» **The problem**
Can you transcribe every line exactly and leave the pictures behind?

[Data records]
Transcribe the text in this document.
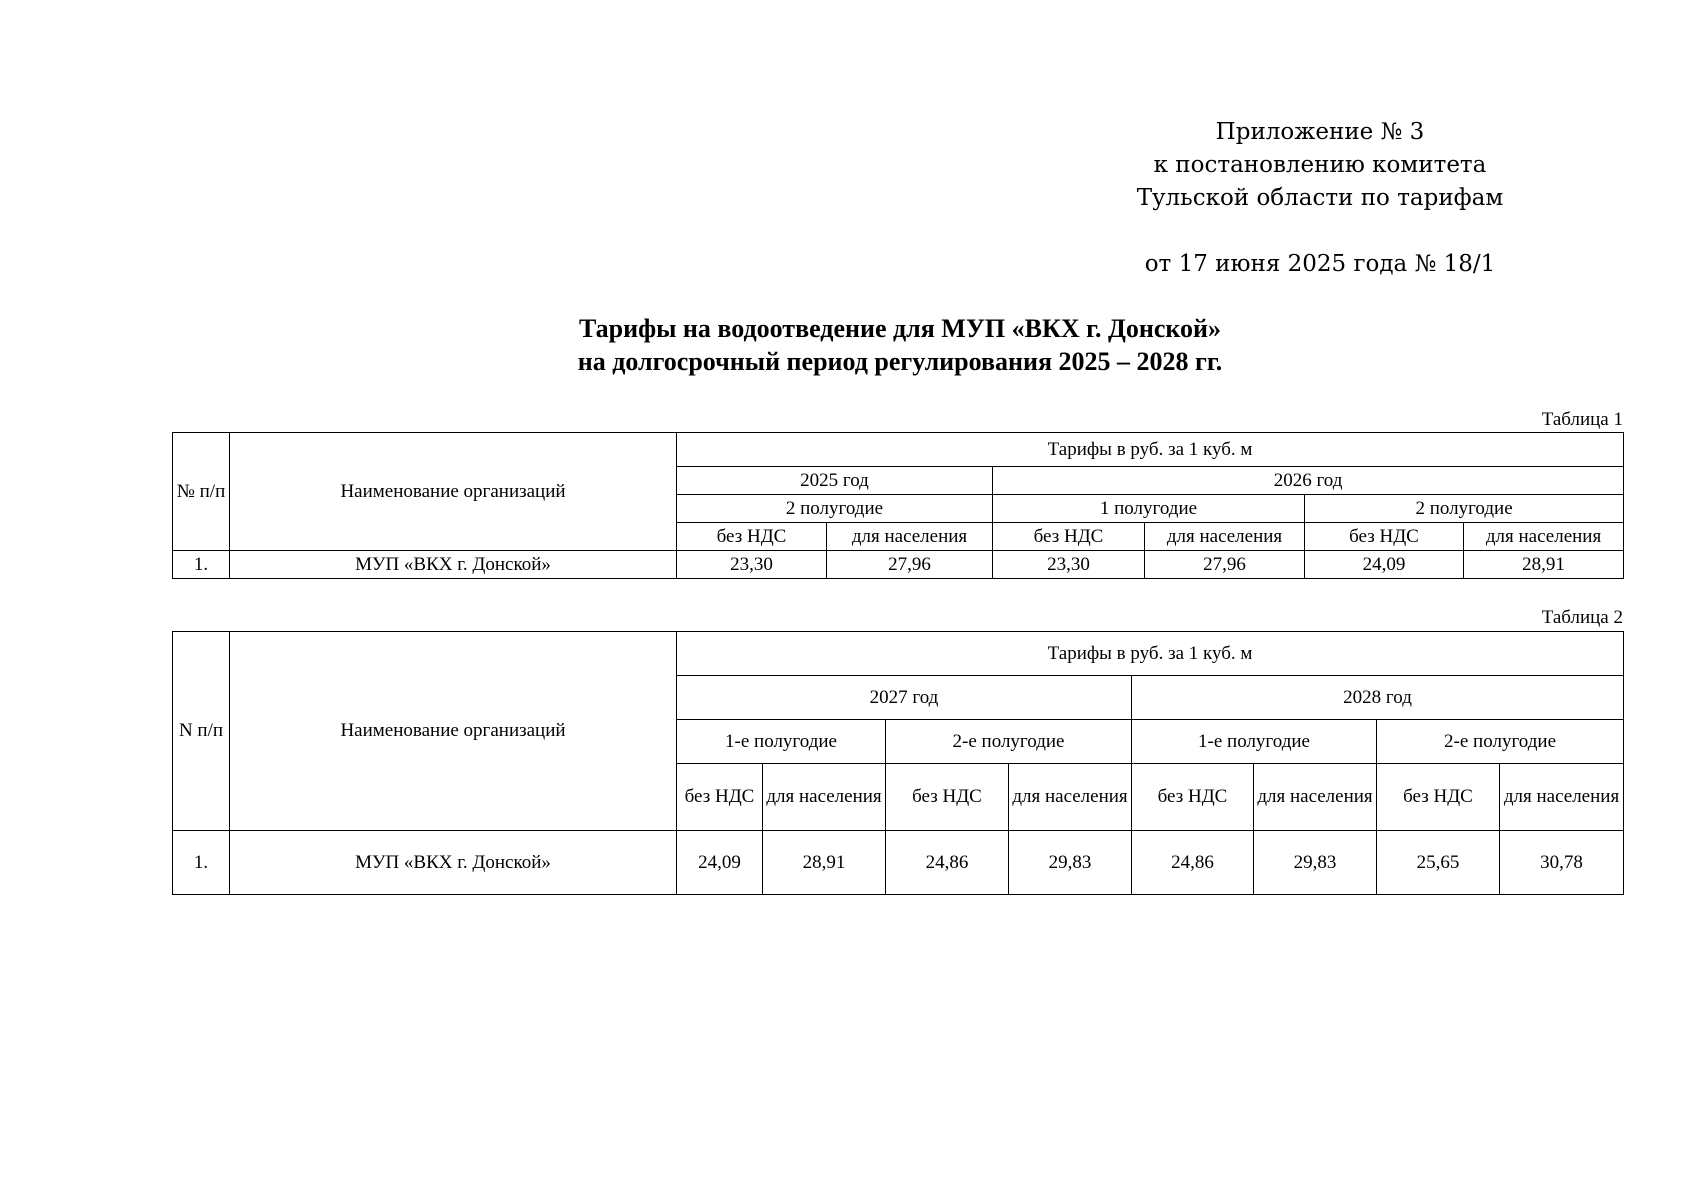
Приложение № 3
к постановлению комитета
Тульской области по тарифам
от 17 июня 2025 года № 18/1
Тарифы на водоотведение для МУП «ВКХ г. Донской»
на долгосрочный период регулирования 2025 – 2028 гг.
Таблица 1
№ п/п	Наименование организаций	Тарифы в руб. за 1 куб. м					
		2025 год		2026 год			
		2 полугодие		1 полугодие		2 полугодие	
		без НДС	для населения	без НДС	для населения	без НДС	для населения
1.	МУП «ВКХ г. Донской»	23,30	27,96	23,30	27,96	24,09	28,91
Таблица 2
N п/п	Наименование организаций	Тарифы в руб. за 1 куб. м							
		2027 год				2028 год			
		1-е полугодие		2-е полугодие		1-е полугодие		2-е полугодие	
		без НДС	для населения	без НДС	для населения	без НДС	для населения	без НДС	для населения
1.	МУП «ВКХ г. Донской»	24,09	28,91	24,86	29,83	24,86	29,83	25,65	30,78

» **The completed task**
Transcribe the text in this document.
Приложение № 3
к постановлению комитета
Тульской области по тарифам
от 17 июня 2025 года № 18/1
Тарифы на водоотведение для МУП «ВКХ г. Донской»
на долгосрочный период регулирования 2025 – 2028 гг.
Таблица 1
№ п/п	Наименование организаций	Тарифы в руб. за 1 куб. м					
		2025 год		2026 год			
		2 полугодие		1 полугодие		2 полугодие	
		без НДС	для населения	без НДС	для населения	без НДС	для населения
1.	МУП «ВКХ г. Донской»	23,30	27,96	23,30	27,96	24,09	28,91
Таблица 2
N п/п	Наименование организаций	Тарифы в руб. за 1 куб. м							
		2027 год				2028 год			
		1-е полугодие		2-е полугодие		1-е полугодие		2-е полугодие	
		без НДС	для населения	без НДС	для населения	без НДС	для населения	без НДС	для населения
1.	МУП «ВКХ г. Донской»	24,09	28,91	24,86	29,83	24,86	29,83	25,65	30,78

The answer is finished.